- THE PROBLEM:
Transcribe each record below word for word.

** start RECORDS SUPPLIED **

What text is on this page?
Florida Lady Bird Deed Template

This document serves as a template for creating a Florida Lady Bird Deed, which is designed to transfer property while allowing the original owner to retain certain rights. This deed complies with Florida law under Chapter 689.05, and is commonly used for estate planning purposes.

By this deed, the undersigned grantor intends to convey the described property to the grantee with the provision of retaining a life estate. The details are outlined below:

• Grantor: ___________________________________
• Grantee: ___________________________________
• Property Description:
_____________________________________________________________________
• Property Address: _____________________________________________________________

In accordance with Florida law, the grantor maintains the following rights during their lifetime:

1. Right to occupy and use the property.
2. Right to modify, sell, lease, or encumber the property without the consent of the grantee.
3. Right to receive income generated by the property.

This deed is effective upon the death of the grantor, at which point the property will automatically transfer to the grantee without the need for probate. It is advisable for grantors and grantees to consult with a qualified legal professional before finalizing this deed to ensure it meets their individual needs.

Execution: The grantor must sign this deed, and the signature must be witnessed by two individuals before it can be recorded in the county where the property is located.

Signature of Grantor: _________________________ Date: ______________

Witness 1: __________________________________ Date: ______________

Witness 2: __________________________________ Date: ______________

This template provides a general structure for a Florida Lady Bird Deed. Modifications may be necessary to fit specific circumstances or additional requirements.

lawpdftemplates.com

** end RECORDS SUPPLIED **

- OUTPUT:
What text is on this page?
Florida Lady Bird Deed Template

This document serves as a template for creating a Florida Lady Bird Deed, which is designed to transfer property while allowing the original owner to retain certain rights. This deed complies with Florida law under Chapter 689.05, and is commonly used for estate planning purposes.

By this deed, the undersigned grantor intends to convey the described property to the grantee with the provision of retaining a life estate. The details are outlined below:

• Grantor: ___________________________________
• Grantee: ___________________________________
• Property Description:
_____________________________________________________________________
• Property Address: _____________________________________________________________

In accordance with Florida law, the grantor maintains the following rights during their lifetime:

1. Right to occupy and use the property.
2. Right to modify, sell, lease, or encumber the property without the consent of the grantee.
3. Right to receive income generated by the property.

This deed is effective upon the death of the grantor, at which point the property will automatically transfer to the grantee without the need for probate. It is advisable for grantors and grantees to consult with a qualified legal professional before finalizing this deed to ensure it meets their individual needs.

Execution: The grantor must sign this deed, and the signature must be witnessed by two individuals before it can be recorded in the county where the property is located.

Signature of Grantor: _________________________ Date: ______________

Witness 1: __________________________________ Date: ______________

Witness 2: __________________________________ Date: ______________

This template provides a general structure for a Florida Lady Bird Deed. Modifications may be necessary to fit specific circumstances or additional requirements.

lawpdftemplates.com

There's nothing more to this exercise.